What you will do
Reproduce the records below exactly as they appear, omitting any pictures they contain.

Supplied material

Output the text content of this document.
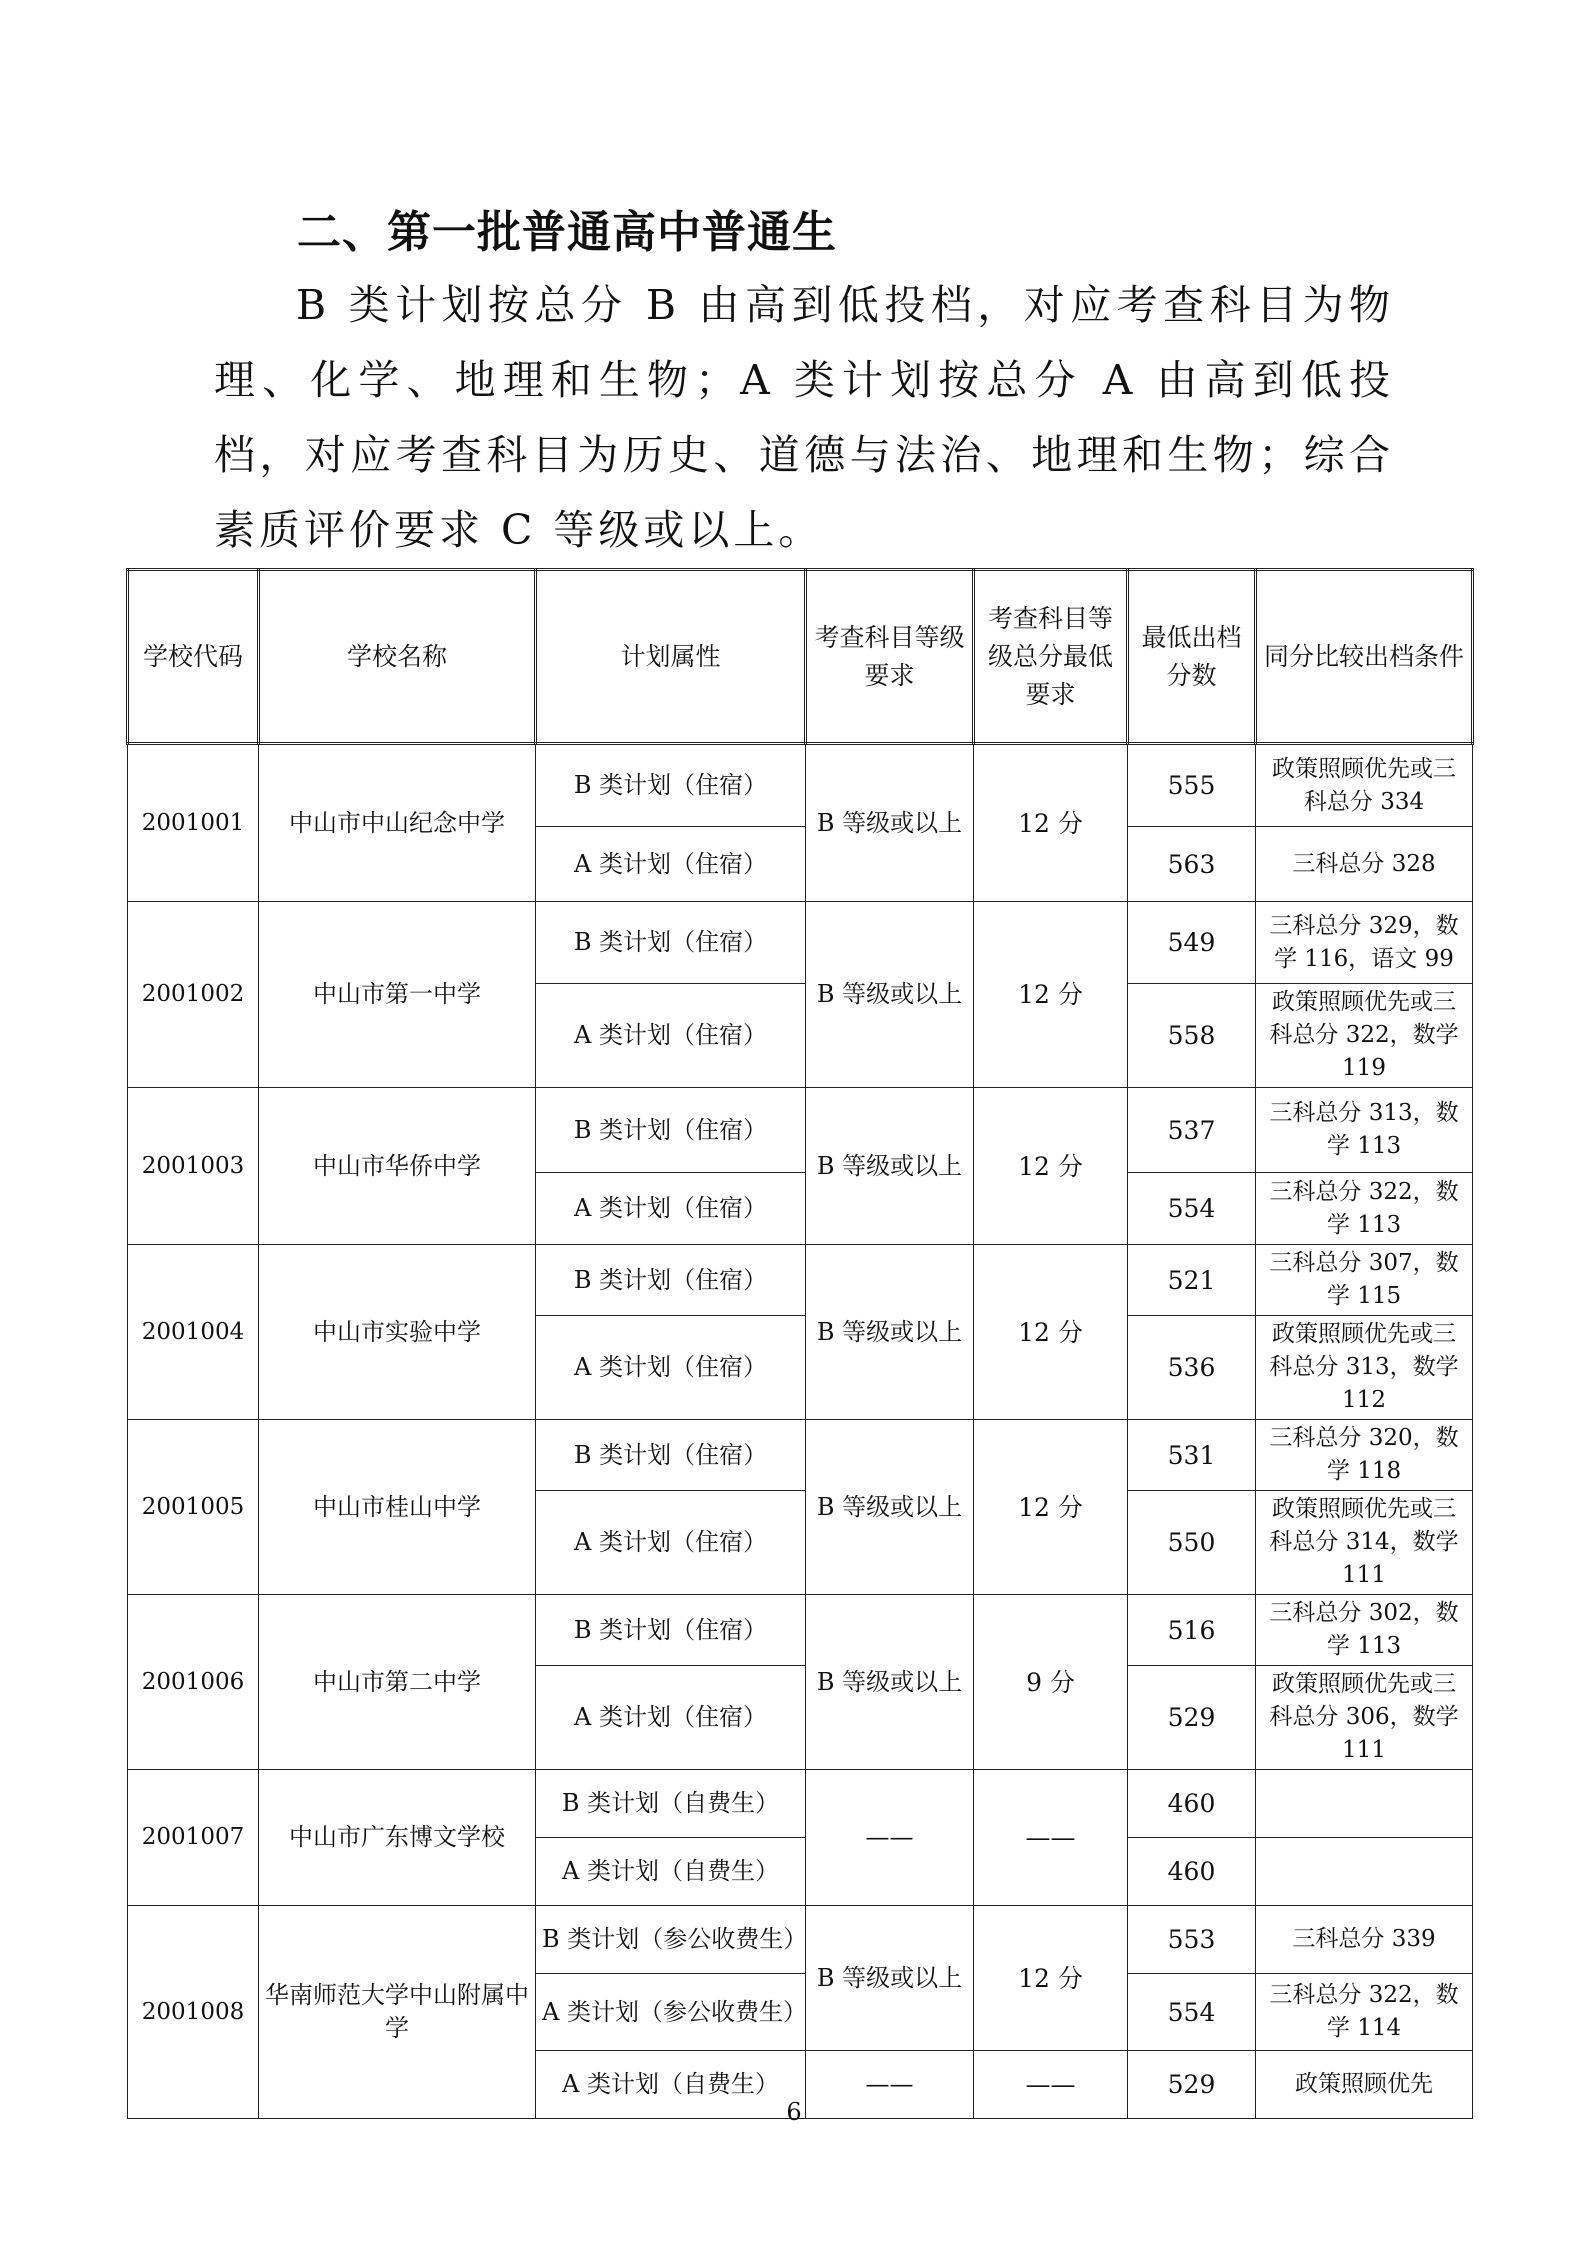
二、第一批普通高中普通生
B 类计划按总分 B 由高到低投档，对应考查科目为物理、化学、地理和生物；A 类计划按总分 A 由高到低投档，对应考查科目为历史、道德与法治、地理和生物；综合素质评价要求 C 等级或以上。
学校代码	学校名称	计划属性	考查科目等级要求	考查科目等级总分最低要求	最低出档分数	同分比较出档条件
2001001	中山市中山纪念中学	B 类计划（住宿）	B 等级或以上	12 分	555	政策照顾优先或三科总分 334
		A 类计划（住宿）			563	三科总分 328
2001002	中山市第一中学	B 类计划（住宿）	B 等级或以上	12 分	549	三科总分 329，数学 116，语文 99
		A 类计划（住宿）			558	政策照顾优先或三科总分 322，数学 119
2001003	中山市华侨中学	B 类计划（住宿）	B 等级或以上	12 分	537	三科总分 313，数学 113
		A 类计划（住宿）			554	三科总分 322，数学 113
2001004	中山市实验中学	B 类计划（住宿）	B 等级或以上	12 分	521	三科总分 307，数学 115
		A 类计划（住宿）			536	政策照顾优先或三科总分 313，数学 112
2001005	中山市桂山中学	B 类计划（住宿）	B 等级或以上	12 分	531	三科总分 320，数学 118
		A 类计划（住宿）			550	政策照顾优先或三科总分 314，数学 111
2001006	中山市第二中学	B 类计划（住宿）	B 等级或以上	9 分	516	三科总分 302，数学 113
		A 类计划（住宿）			529	政策照顾优先或三科总分 306，数学 111
2001007	中山市广东博文学校	B 类计划（自费生）	——	——	460	
		A 类计划（自费生）			460	
2001008	华南师范大学中山附属中学	B 类计划（参公收费生）	B 等级或以上	12 分	553	三科总分 339
		A 类计划（参公收费生）			554	三科总分 322，数学 114
		A 类计划（自费生）	——	——	529	政策照顾优先
6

Task result
Output the text content of this document.
二、第一批普通高中普通生
B 类计划按总分 B 由高到低投档，对应考查科目为物理、化学、地理和生物；A 类计划按总分 A 由高到低投档，对应考查科目为历史、道德与法治、地理和生物；综合素质评价要求 C 等级或以上。
学校代码	学校名称	计划属性	考查科目等级要求	考查科目等级总分最低要求	最低出档分数	同分比较出档条件
2001001	中山市中山纪念中学	B 类计划（住宿）	B 等级或以上	12 分	555	政策照顾优先或三科总分 334
		A 类计划（住宿）			563	三科总分 328
2001002	中山市第一中学	B 类计划（住宿）	B 等级或以上	12 分	549	三科总分 329，数学 116，语文 99
		A 类计划（住宿）			558	政策照顾优先或三科总分 322，数学 119
2001003	中山市华侨中学	B 类计划（住宿）	B 等级或以上	12 分	537	三科总分 313，数学 113
		A 类计划（住宿）			554	三科总分 322，数学 113
2001004	中山市实验中学	B 类计划（住宿）	B 等级或以上	12 分	521	三科总分 307，数学 115
		A 类计划（住宿）			536	政策照顾优先或三科总分 313，数学 112
2001005	中山市桂山中学	B 类计划（住宿）	B 等级或以上	12 分	531	三科总分 320，数学 118
		A 类计划（住宿）			550	政策照顾优先或三科总分 314，数学 111
2001006	中山市第二中学	B 类计划（住宿）	B 等级或以上	9 分	516	三科总分 302，数学 113
		A 类计划（住宿）			529	政策照顾优先或三科总分 306，数学 111
2001007	中山市广东博文学校	B 类计划（自费生）	——	——	460	
		A 类计划（自费生）			460	
2001008	华南师范大学中山附属中学	B 类计划（参公收费生）	B 等级或以上	12 分	553	三科总分 339
		A 类计划（参公收费生）			554	三科总分 322，数学 114
		A 类计划（自费生）	——	——	529	政策照顾优先
6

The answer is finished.